Short task —
Extract every entry word for word. Skip the pictures.

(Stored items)
+--

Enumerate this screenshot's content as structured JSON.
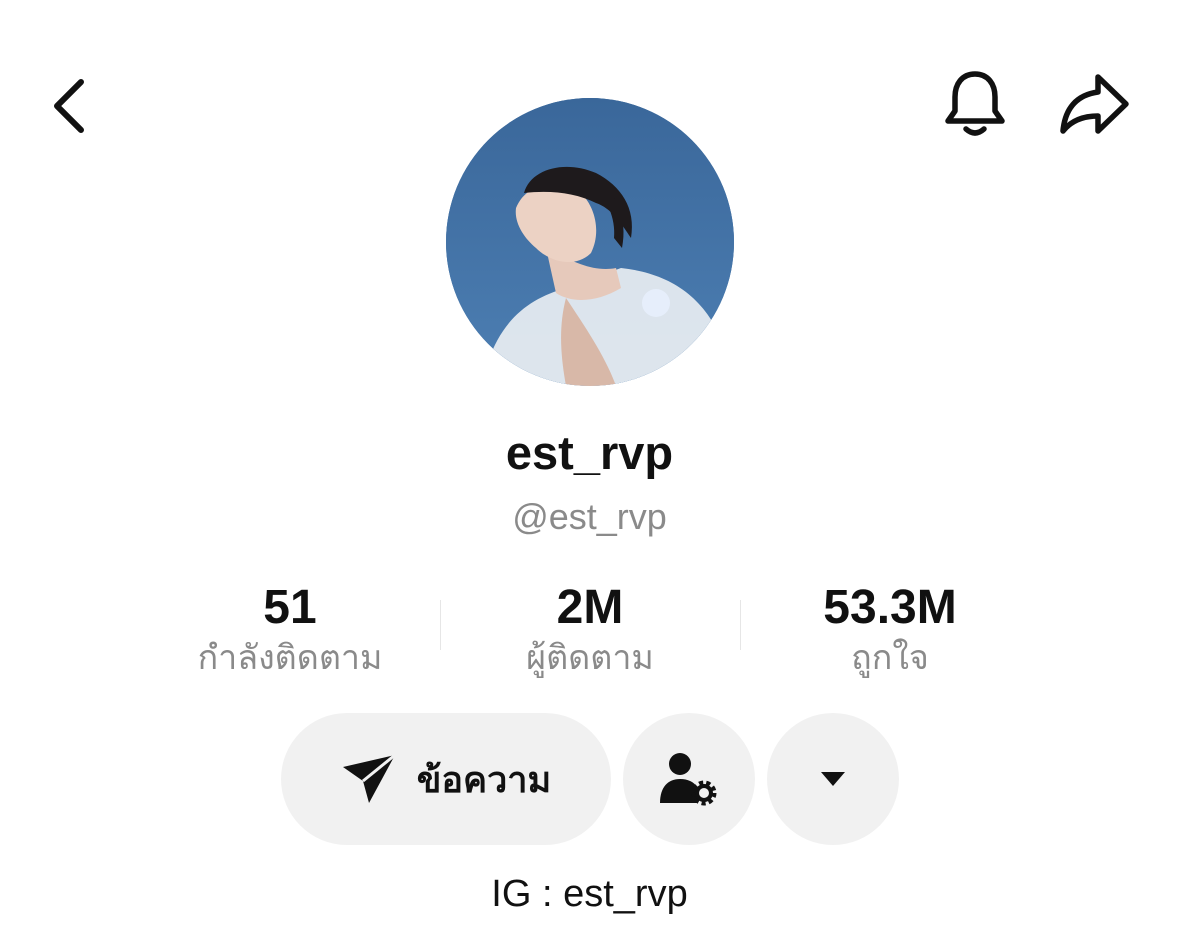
{
  "profile": {
    "display_name": "est_rvp",
    "handle": "@est_rvp",
    "bio": "IG : est_rvp"
  },
  "stats": [
    {
      "value": "51",
      "label": "กำลังติดตาม"
    },
    {
      "value": "2M",
      "label": "ผู้ติดตาม"
    },
    {
      "value": "53.3M",
      "label": "ถูกใจ"
    }
  ],
  "actions": {
    "message_label": "ข้อความ",
    "message_icon": "paper-plane-icon",
    "friend_icon": "user-settings-icon",
    "more_icon": "caret-down-icon"
  },
  "topbar": {
    "back_icon": "chevron-left-icon",
    "notify_icon": "bell-icon",
    "share_icon": "share-arrow-icon"
  },
  "colors": {
    "text_primary": "#111111",
    "text_secondary": "#8a8a8a",
    "button_bg": "#f1f1f1",
    "avatar_sky": "#3f6e9f"
  }
}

+--

Written solution —
Enumerate this screenshot's content as structured JSON.
{
  "profile": {
    "display_name": "est_rvp",
    "handle": "@est_rvp",
    "bio": "IG : est_rvp"
  },
  "stats": [
    {
      "value": "51",
      "label": "กำลังติดตาม"
    },
    {
      "value": "2M",
      "label": "ผู้ติดตาม"
    },
    {
      "value": "53.3M",
      "label": "ถูกใจ"
    }
  ],
  "actions": {
    "message_label": "ข้อความ",
    "message_icon": "paper-plane-icon",
    "friend_icon": "user-settings-icon",
    "more_icon": "caret-down-icon"
  },
  "topbar": {
    "back_icon": "chevron-left-icon",
    "notify_icon": "bell-icon",
    "share_icon": "share-arrow-icon"
  },
  "colors": {
    "text_primary": "#111111",
    "text_secondary": "#8a8a8a",
    "button_bg": "#f1f1f1",
    "avatar_sky": "#3f6e9f"
  }
}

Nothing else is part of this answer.